_PROMPT_
Repeat every line of the data exactly, but not the pictures.

_MATERIAL FOR THE TASK_
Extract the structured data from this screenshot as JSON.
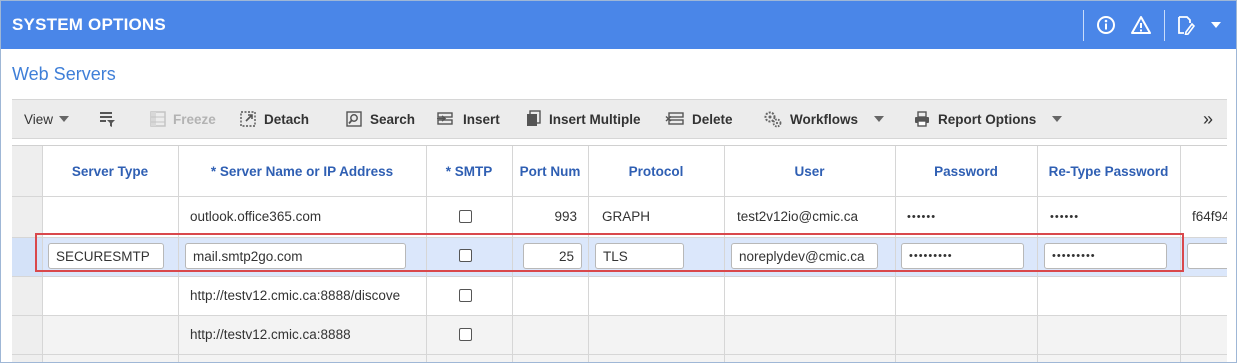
{
  "header": {
    "title": "SYSTEM OPTIONS"
  },
  "section": {
    "title": "Web Servers"
  },
  "toolbar": {
    "view": "View",
    "freeze": "Freeze",
    "detach": "Detach",
    "search": "Search",
    "insert": "Insert",
    "insert_multiple": "Insert Multiple",
    "delete": "Delete",
    "workflows": "Workflows",
    "report_options": "Report Options",
    "more": "»"
  },
  "columns": [
    "Server Type",
    "* Server Name or IP Address",
    "* SMTP",
    "Port Num",
    "Protocol",
    "User",
    "Password",
    "Re-Type Password"
  ],
  "rows": [
    {
      "server_type": "",
      "server_name": "outlook.office365.com",
      "smtp": false,
      "port": "993",
      "protocol": "GRAPH",
      "user": "test2v12io@cmic.ca",
      "password": "••••••",
      "retype": "••••••",
      "extra": "f64f94"
    },
    {
      "server_type": "SECURESMTP",
      "server_name": "mail.smtp2go.com",
      "smtp": false,
      "port": "25",
      "protocol": "TLS",
      "user": "noreplydev@cmic.ca",
      "password": "•••••••••",
      "retype": "•••••••••",
      "extra": ""
    },
    {
      "server_type": "",
      "server_name": "http://testv12.cmic.ca:8888/discove",
      "smtp": false,
      "port": "",
      "protocol": "",
      "user": "",
      "password": "",
      "retype": "",
      "extra": ""
    },
    {
      "server_type": "",
      "server_name": "http://testv12.cmic.ca:8888",
      "smtp": false,
      "port": "",
      "protocol": "",
      "user": "",
      "password": "",
      "retype": "",
      "extra": ""
    }
  ],
  "colors": {
    "header_bg": "#4a86e8",
    "column_header_text": "#2f5fb3",
    "selected_row": "#dbe7fb",
    "selection_outline": "#d9484c"
  }
}
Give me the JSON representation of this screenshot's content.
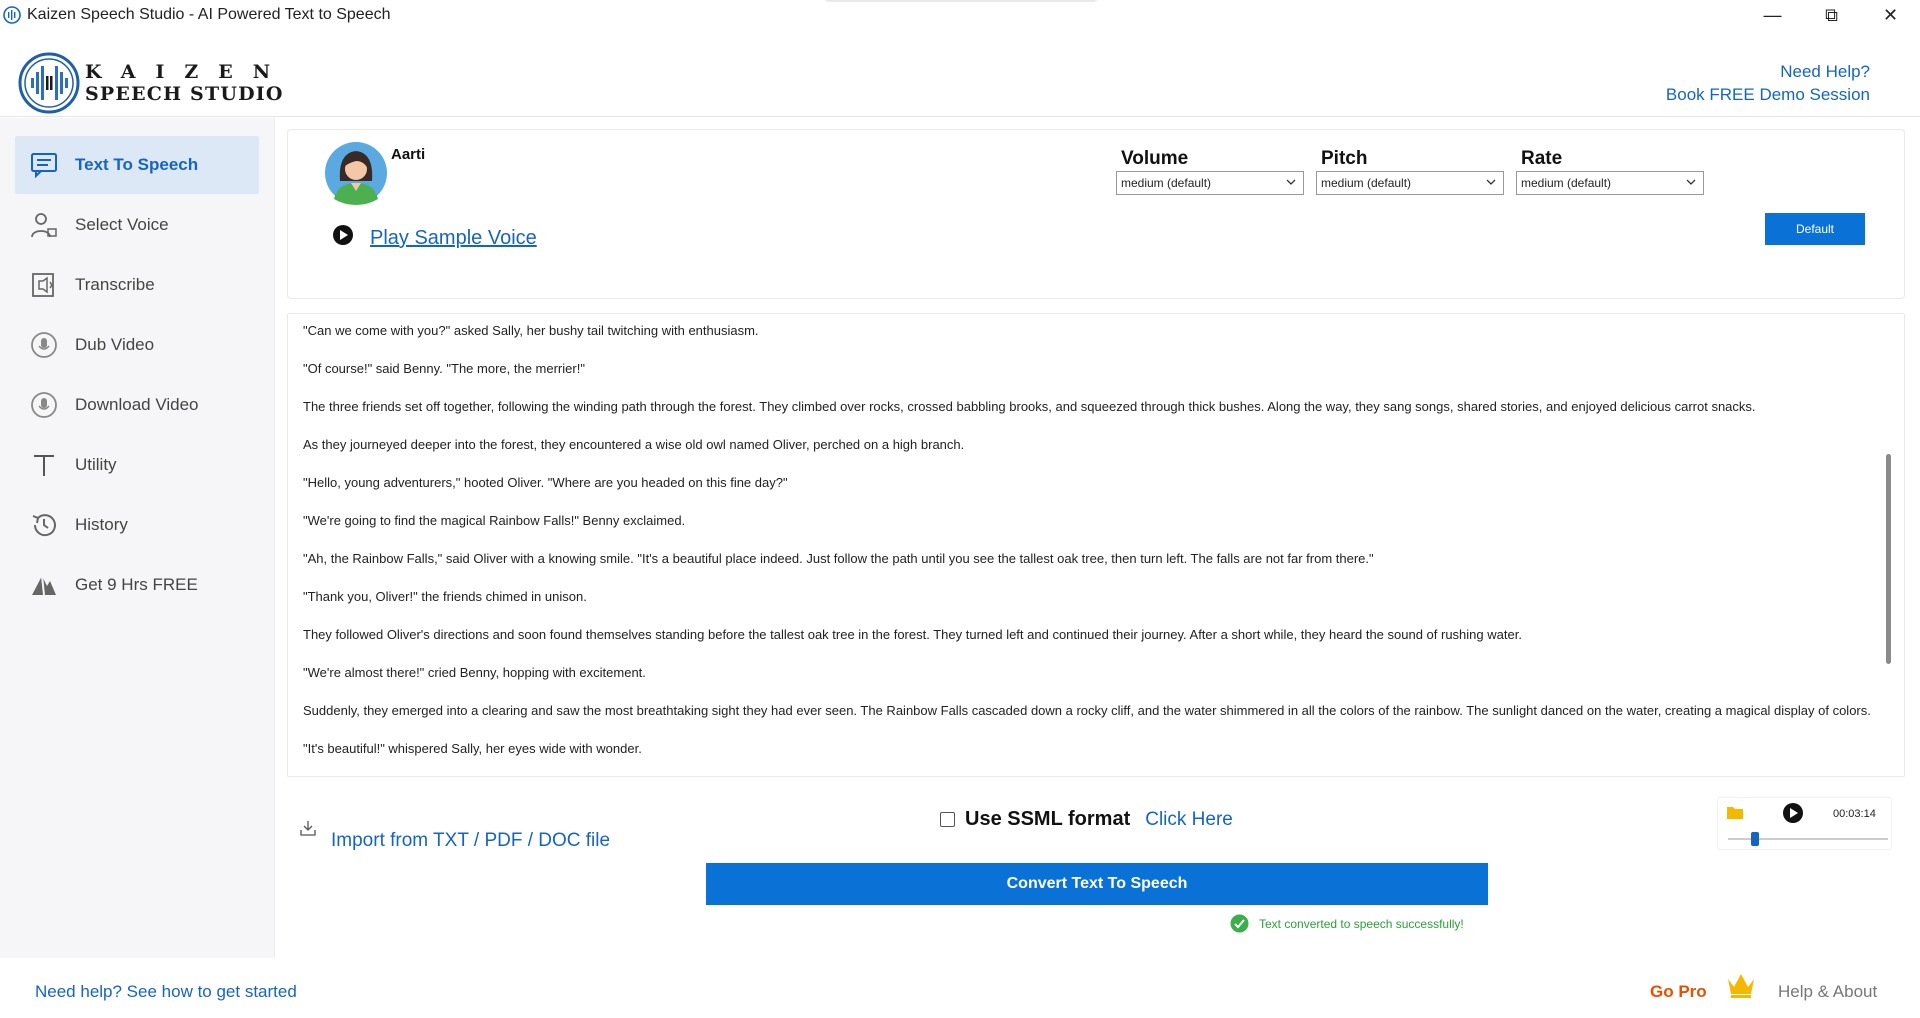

_THE COMPLETED TASK_
Extract the structured data from this screenshot as JSON.
{
  "header": {
    "title": "SYSTEM OPTIONS"
  },
  "section": {
    "title": "Web Servers"
  },
  "toolbar": {
    "view": "View",
    "freeze": "Freeze",
    "detach": "Detach",
    "search": "Search",
    "insert": "Insert",
    "insert_multiple": "Insert Multiple",
    "delete": "Delete",
    "workflows": "Workflows",
    "report_options": "Report Options",
    "more": "»"
  },
  "columns": [
    "Server Type",
    "* Server Name or IP Address",
    "* SMTP",
    "Port Num",
    "Protocol",
    "User",
    "Password",
    "Re-Type Password"
  ],
  "rows": [
    {
      "server_type": "",
      "server_name": "outlook.office365.com",
      "smtp": false,
      "port": "993",
      "protocol": "GRAPH",
      "user": "test2v12io@cmic.ca",
      "password": "••••••",
      "retype": "••••••",
      "extra": "f64f94"
    },
    {
      "server_type": "SECURESMTP",
      "server_name": "mail.smtp2go.com",
      "smtp": false,
      "port": "25",
      "protocol": "TLS",
      "user": "noreplydev@cmic.ca",
      "password": "•••••••••",
      "retype": "•••••••••",
      "extra": ""
    },
    {
      "server_type": "",
      "server_name": "http://testv12.cmic.ca:8888/discove",
      "smtp": false,
      "port": "",
      "protocol": "",
      "user": "",
      "password": "",
      "retype": "",
      "extra": ""
    },
    {
      "server_type": "",
      "server_name": "http://testv12.cmic.ca:8888",
      "smtp": false,
      "port": "",
      "protocol": "",
      "user": "",
      "password": "",
      "retype": "",
      "extra": ""
    }
  ],
  "colors": {
    "header_bg": "#4a86e8",
    "column_header_text": "#2f5fb3",
    "selected_row": "#dbe7fb",
    "selection_outline": "#d9484c"
  }
}
Give me the JSON representation of this screenshot's content.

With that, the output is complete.